··· Data for this task ···

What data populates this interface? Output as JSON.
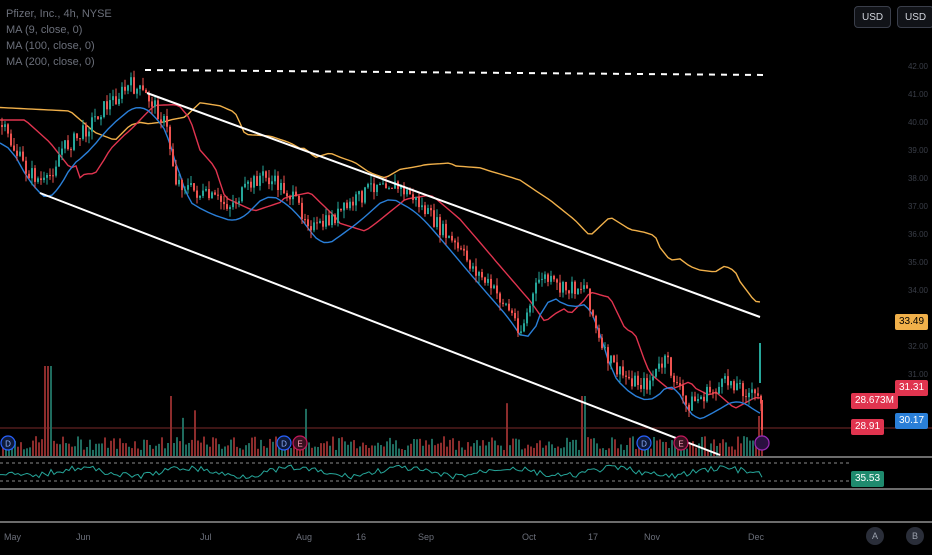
{
  "header": {
    "symbol_line": "Pfizer, Inc., 4h, NYSE",
    "ma_lines": [
      "MA (9, close, 0)",
      "MA (100, close, 0)",
      "MA (200, close, 0)"
    ]
  },
  "toolbar": {
    "currency_left": "USD",
    "currency_right": "USD"
  },
  "price_labels": {
    "ma200": "33.49",
    "ma100": "31.31",
    "volume": "28.673M",
    "ma9": "30.17",
    "last_price": "28.91",
    "rsi": "35.53"
  },
  "colors": {
    "ma200": "#f0b04a",
    "ma100": "#e0344f",
    "ma9": "#2a7fd8",
    "up": "#26a69a",
    "down": "#ef5350",
    "rsi": "#26a69a"
  },
  "y_axis": [
    "42.00",
    "41.00",
    "40.00",
    "39.00",
    "38.00",
    "37.00",
    "36.00",
    "35.00",
    "34.00",
    "33.00",
    "32.00",
    "31.00"
  ],
  "x_axis": [
    "May",
    "Jun",
    "Jul",
    "Aug",
    "16",
    "Sep",
    "Oct",
    "17",
    "Nov",
    "Dec"
  ],
  "event_markers": [
    "D",
    "D",
    "E",
    "D",
    "E",
    "D"
  ],
  "bottom_buttons": [
    "A",
    "B"
  ]
}
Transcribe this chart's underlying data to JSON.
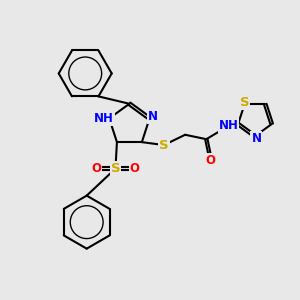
{
  "bg_color": "#e8e8e8",
  "bond_color": "#000000",
  "bond_lw": 1.5,
  "atom_colors": {
    "N": "#0000ff",
    "S": "#ccaa00",
    "O": "#ff0000",
    "H": "#5a9090",
    "C": "#000000"
  },
  "font_size": 8.5,
  "canvas_xlim": [
    0,
    10
  ],
  "canvas_ylim": [
    0,
    10
  ]
}
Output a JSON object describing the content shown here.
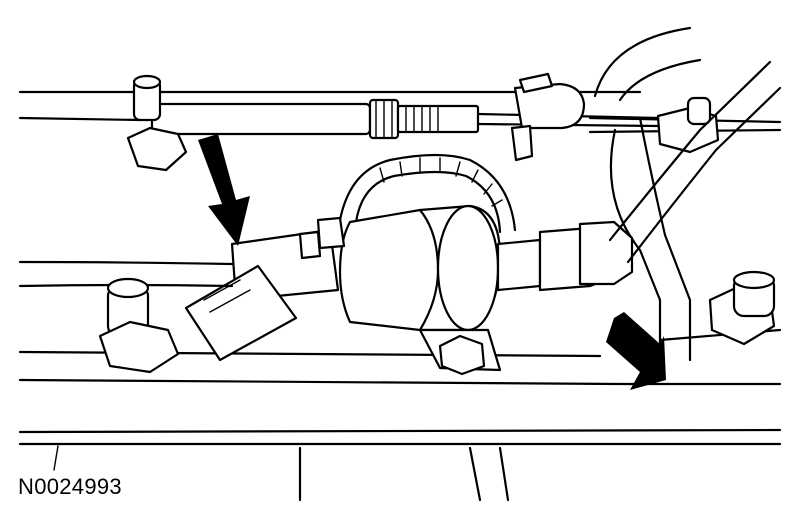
{
  "figure": {
    "label": "N0024993",
    "arrow_color": "#000000",
    "line_color": "#000000",
    "background": "#ffffff"
  }
}
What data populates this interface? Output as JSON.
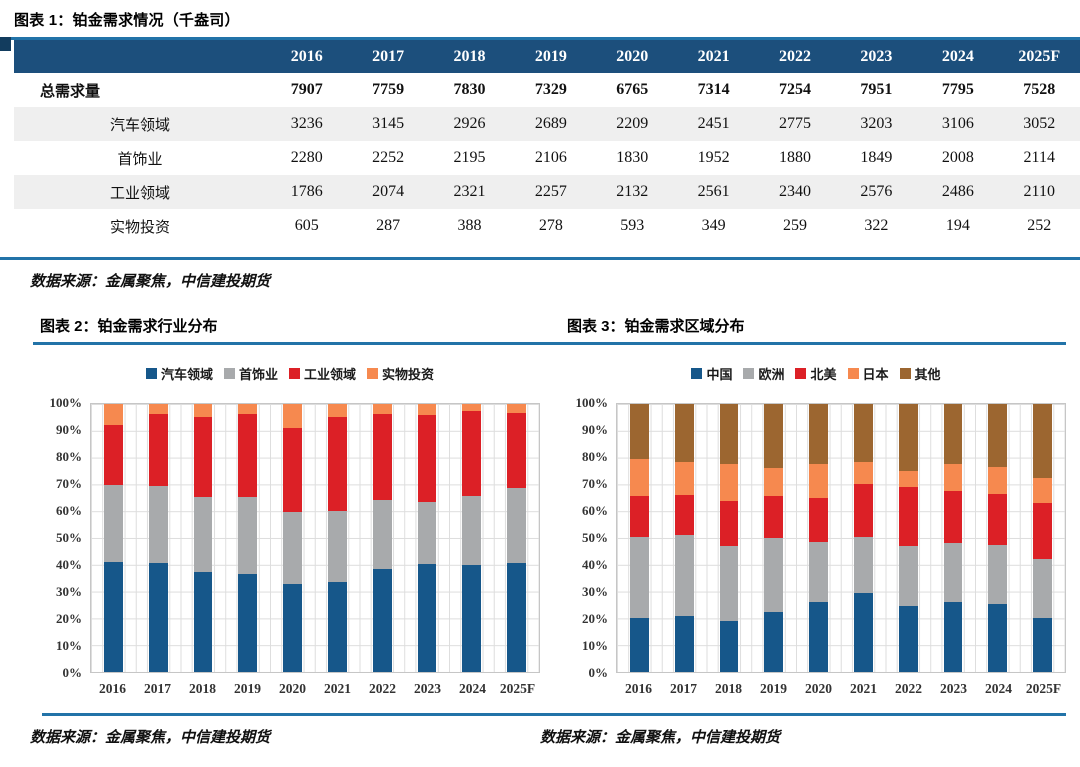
{
  "figure1": {
    "title": "图表 1：铂金需求情况（千盎司）",
    "source": "数据来源：金属聚焦，中信建投期货",
    "columns": [
      "2016",
      "2017",
      "2018",
      "2019",
      "2020",
      "2021",
      "2022",
      "2023",
      "2024",
      "2025F"
    ],
    "rows": [
      {
        "label": "总需求量",
        "bold": true,
        "shaded": false,
        "values": [
          7907,
          7759,
          7830,
          7329,
          6765,
          7314,
          7254,
          7951,
          7795,
          7528
        ]
      },
      {
        "label": "汽车领域",
        "bold": false,
        "shaded": true,
        "values": [
          3236,
          3145,
          2926,
          2689,
          2209,
          2451,
          2775,
          3203,
          3106,
          3052
        ]
      },
      {
        "label": "首饰业",
        "bold": false,
        "shaded": false,
        "values": [
          2280,
          2252,
          2195,
          2106,
          1830,
          1952,
          1880,
          1849,
          2008,
          2114
        ]
      },
      {
        "label": "工业领域",
        "bold": false,
        "shaded": true,
        "values": [
          1786,
          2074,
          2321,
          2257,
          2132,
          2561,
          2340,
          2576,
          2486,
          2110
        ]
      },
      {
        "label": "实物投资",
        "bold": false,
        "shaded": false,
        "values": [
          605,
          287,
          388,
          278,
          593,
          349,
          259,
          322,
          194,
          252
        ]
      }
    ]
  },
  "figure2": {
    "title": "图表 2：铂金需求行业分布",
    "source": "数据来源：金属聚焦，中信建投期货"
  },
  "figure3": {
    "title": "图表 3：铂金需求区域分布",
    "source": "数据来源：金属聚焦，中信建投期货"
  },
  "colors": {
    "table_header": "#1C4F7C",
    "rule_blue": "#2273A8",
    "zebra_row": "#EFEFEF",
    "blue": "#16578A",
    "gray": "#A8AAAC",
    "red": "#DC2026",
    "orange": "#F6894F",
    "brown": "#9C6630"
  },
  "chart_data": [
    {
      "type": "bar",
      "stacked": "100%",
      "title": "图表 2：铂金需求行业分布",
      "categories": [
        "2016",
        "2017",
        "2018",
        "2019",
        "2020",
        "2021",
        "2022",
        "2023",
        "2024",
        "2025F"
      ],
      "series": [
        {
          "name": "汽车领域",
          "color": "#16578A",
          "values": [
            3236,
            3145,
            2926,
            2689,
            2209,
            2451,
            2775,
            3203,
            3106,
            3052
          ]
        },
        {
          "name": "首饰业",
          "color": "#A8AAAC",
          "values": [
            2280,
            2252,
            2195,
            2106,
            1830,
            1952,
            1880,
            1849,
            2008,
            2114
          ]
        },
        {
          "name": "工业领域",
          "color": "#DC2026",
          "values": [
            1786,
            2074,
            2321,
            2257,
            2132,
            2561,
            2340,
            2576,
            2486,
            2110
          ]
        },
        {
          "name": "实物投资",
          "color": "#F6894F",
          "values": [
            605,
            287,
            388,
            278,
            593,
            349,
            259,
            322,
            194,
            252
          ]
        }
      ],
      "values_unit": "千盎司（图中按占比 100% 堆叠显示）",
      "yticks": [
        "0%",
        "10%",
        "20%",
        "30%",
        "40%",
        "50%",
        "60%",
        "70%",
        "80%",
        "90%",
        "100%"
      ],
      "ylim": [
        "0%",
        "100%"
      ],
      "grid": true,
      "legend_position": "top",
      "source": "数据来源：金属聚焦，中信建投期货"
    },
    {
      "type": "bar",
      "stacked": "100%",
      "title": "图表 3：铂金需求区域分布",
      "categories": [
        "2016",
        "2017",
        "2018",
        "2019",
        "2020",
        "2021",
        "2022",
        "2023",
        "2024",
        "2025F"
      ],
      "series": [
        {
          "name": "中国",
          "color": "#16578A",
          "values": [
            20,
            21,
            19,
            22.5,
            26,
            29.5,
            24.5,
            26,
            25.5,
            20
          ]
        },
        {
          "name": "欧洲",
          "color": "#A8AAAC",
          "values": [
            30.5,
            30,
            28,
            27.5,
            22.5,
            21,
            22.5,
            22,
            22,
            22
          ]
        },
        {
          "name": "北美",
          "color": "#DC2026",
          "values": [
            15,
            15,
            17,
            15.5,
            16.5,
            19.5,
            22,
            19.5,
            19,
            21
          ]
        },
        {
          "name": "日本",
          "color": "#F6894F",
          "values": [
            14,
            12.5,
            13.5,
            10.5,
            12.5,
            8.5,
            6,
            10,
            10,
            9.5
          ]
        },
        {
          "name": "其他",
          "color": "#9C6630",
          "values": [
            20.5,
            21.5,
            22.5,
            24,
            22.5,
            21.5,
            25,
            22.5,
            23.5,
            27.5
          ]
        }
      ],
      "values_unit": "percent",
      "yticks": [
        "0%",
        "10%",
        "20%",
        "30%",
        "40%",
        "50%",
        "60%",
        "70%",
        "80%",
        "90%",
        "100%"
      ],
      "ylim": [
        "0%",
        "100%"
      ],
      "grid": true,
      "legend_position": "top",
      "source": "数据来源：金属聚焦，中信建投期货"
    }
  ]
}
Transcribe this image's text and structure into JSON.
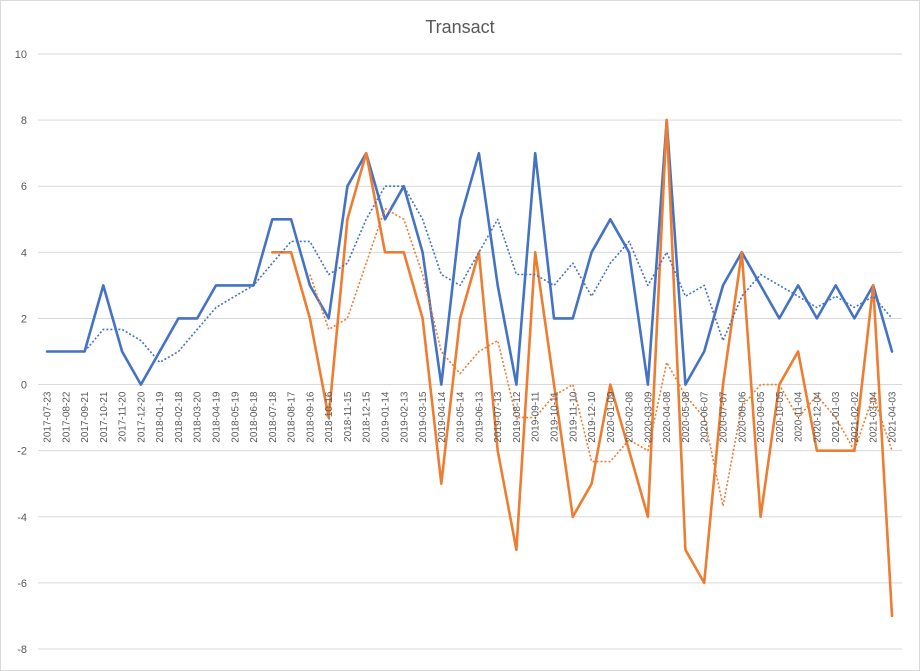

···

(What you should do): Each record should be quoted exactly, with the images omitted.

(Result of this task):
What data populates this interface? Output as JSON.
{
  "header": {
    "symbol_line": "Pfizer, Inc., 4h, NYSE",
    "ma_lines": [
      "MA (9, close, 0)",
      "MA (100, close, 0)",
      "MA (200, close, 0)"
    ]
  },
  "toolbar": {
    "currency_left": "USD",
    "currency_right": "USD"
  },
  "price_labels": {
    "ma200": "33.49",
    "ma100": "31.31",
    "volume": "28.673M",
    "ma9": "30.17",
    "last_price": "28.91",
    "rsi": "35.53"
  },
  "colors": {
    "ma200": "#f0b04a",
    "ma100": "#e0344f",
    "ma9": "#2a7fd8",
    "up": "#26a69a",
    "down": "#ef5350",
    "rsi": "#26a69a"
  },
  "y_axis": [
    "42.00",
    "41.00",
    "40.00",
    "39.00",
    "38.00",
    "37.00",
    "36.00",
    "35.00",
    "34.00",
    "33.00",
    "32.00",
    "31.00"
  ],
  "x_axis": [
    "May",
    "Jun",
    "Jul",
    "Aug",
    "16",
    "Sep",
    "Oct",
    "17",
    "Nov",
    "Dec"
  ],
  "event_markers": [
    "D",
    "D",
    "E",
    "D",
    "E",
    "D"
  ],
  "bottom_buttons": [
    "A",
    "B"
  ]
}
Transcribe this chart's underlying data to JSON.
{
  "bg_color": "#e8e8e8",
  "bond_color": "#000000",
  "bond_lw": 1.5,
  "atom_colors": {
    "N": "#0000ff",
    "S": "#ccaa00",
    "O": "#ff0000",
    "H": "#5a9090",
    "C": "#000000"
  },
  "font_size": 8.5,
  "canvas_xlim": [
    0,
    10
  ],
  "canvas_ylim": [
    0,
    10
  ]
}
Output a JSON object describing the content shown here.
{
  "figure": {
    "label": "N0024993",
    "arrow_color": "#000000",
    "line_color": "#000000",
    "background": "#ffffff"
  }
}
What data populates this interface? Output as JSON.
{
  "figure1": {
    "title": "图表 1：铂金需求情况（千盎司）",
    "source": "数据来源：金属聚焦，中信建投期货",
    "columns": [
      "2016",
      "2017",
      "2018",
      "2019",
      "2020",
      "2021",
      "2022",
      "2023",
      "2024",
      "2025F"
    ],
    "rows": [
      {
        "label": "总需求量",
        "bold": true,
        "shaded": false,
        "values": [
          7907,
          7759,
          7830,
          7329,
          6765,
          7314,
          7254,
          7951,
          7795,
          7528
        ]
      },
      {
        "label": "汽车领域",
        "bold": false,
        "shaded": true,
        "values": [
          3236,
          3145,
          2926,
          2689,
          2209,
          2451,
          2775,
          3203,
          3106,
          3052
        ]
      },
      {
        "label": "首饰业",
        "bold": false,
        "shaded": false,
        "values": [
          2280,
          2252,
          2195,
          2106,
          1830,
          1952,
          1880,
          1849,
          2008,
          2114
        ]
      },
      {
        "label": "工业领域",
        "bold": false,
        "shaded": true,
        "values": [
          1786,
          2074,
          2321,
          2257,
          2132,
          2561,
          2340,
          2576,
          2486,
          2110
        ]
      },
      {
        "label": "实物投资",
        "bold": false,
        "shaded": false,
        "values": [
          605,
          287,
          388,
          278,
          593,
          349,
          259,
          322,
          194,
          252
        ]
      }
    ]
  },
  "figure2": {
    "title": "图表 2：铂金需求行业分布",
    "source": "数据来源：金属聚焦，中信建投期货"
  },
  "figure3": {
    "title": "图表 3：铂金需求区域分布",
    "source": "数据来源：金属聚焦，中信建投期货"
  },
  "colors": {
    "table_header": "#1C4F7C",
    "rule_blue": "#2273A8",
    "zebra_row": "#EFEFEF",
    "blue": "#16578A",
    "gray": "#A8AAAC",
    "red": "#DC2026",
    "orange": "#F6894F",
    "brown": "#9C6630"
  },
  "chart_data": [
    {
      "type": "bar",
      "stacked": "100%",
      "title": "图表 2：铂金需求行业分布",
      "categories": [
        "2016",
        "2017",
        "2018",
        "2019",
        "2020",
        "2021",
        "2022",
        "2023",
        "2024",
        "2025F"
      ],
      "series": [
        {
          "name": "汽车领域",
          "color": "#16578A",
          "values": [
            3236,
            3145,
            2926,
            2689,
            2209,
            2451,
            2775,
            3203,
            3106,
            3052
          ]
        },
        {
          "name": "首饰业",
          "color": "#A8AAAC",
          "values": [
            2280,
            2252,
            2195,
            2106,
            1830,
            1952,
            1880,
            1849,
            2008,
            2114
          ]
        },
        {
          "name": "工业领域",
          "color": "#DC2026",
          "values": [
            1786,
            2074,
            2321,
            2257,
            2132,
            2561,
            2340,
            2576,
            2486,
            2110
          ]
        },
        {
          "name": "实物投资",
          "color": "#F6894F",
          "values": [
            605,
            287,
            388,
            278,
            593,
            349,
            259,
            322,
            194,
            252
          ]
        }
      ],
      "values_unit": "千盎司（图中按占比 100% 堆叠显示）",
      "yticks": [
        "0%",
        "10%",
        "20%",
        "30%",
        "40%",
        "50%",
        "60%",
        "70%",
        "80%",
        "90%",
        "100%"
      ],
      "ylim": [
        "0%",
        "100%"
      ],
      "grid": true,
      "legend_position": "top",
      "source": "数据来源：金属聚焦，中信建投期货"
    },
    {
      "type": "bar",
      "stacked": "100%",
      "title": "图表 3：铂金需求区域分布",
      "categories": [
        "2016",
        "2017",
        "2018",
        "2019",
        "2020",
        "2021",
        "2022",
        "2023",
        "2024",
        "2025F"
      ],
      "series": [
        {
          "name": "中国",
          "color": "#16578A",
          "values": [
            20,
            21,
            19,
            22.5,
            26,
            29.5,
            24.5,
            26,
            25.5,
            20
          ]
        },
        {
          "name": "欧洲",
          "color": "#A8AAAC",
          "values": [
            30.5,
            30,
            28,
            27.5,
            22.5,
            21,
            22.5,
            22,
            22,
            22
          ]
        },
        {
          "name": "北美",
          "color": "#DC2026",
          "values": [
            15,
            15,
            17,
            15.5,
            16.5,
            19.5,
            22,
            19.5,
            19,
            21
          ]
        },
        {
          "name": "日本",
          "color": "#F6894F",
          "values": [
            14,
            12.5,
            13.5,
            10.5,
            12.5,
            8.5,
            6,
            10,
            10,
            9.5
          ]
        },
        {
          "name": "其他",
          "color": "#9C6630",
          "values": [
            20.5,
            21.5,
            22.5,
            24,
            22.5,
            21.5,
            25,
            22.5,
            23.5,
            27.5
          ]
        }
      ],
      "values_unit": "percent",
      "yticks": [
        "0%",
        "10%",
        "20%",
        "30%",
        "40%",
        "50%",
        "60%",
        "70%",
        "80%",
        "90%",
        "100%"
      ],
      "ylim": [
        "0%",
        "100%"
      ],
      "grid": true,
      "legend_position": "top",
      "source": "数据来源：金属聚焦，中信建投期货"
    }
  ]
}
Transcribe this image's text and structure into JSON.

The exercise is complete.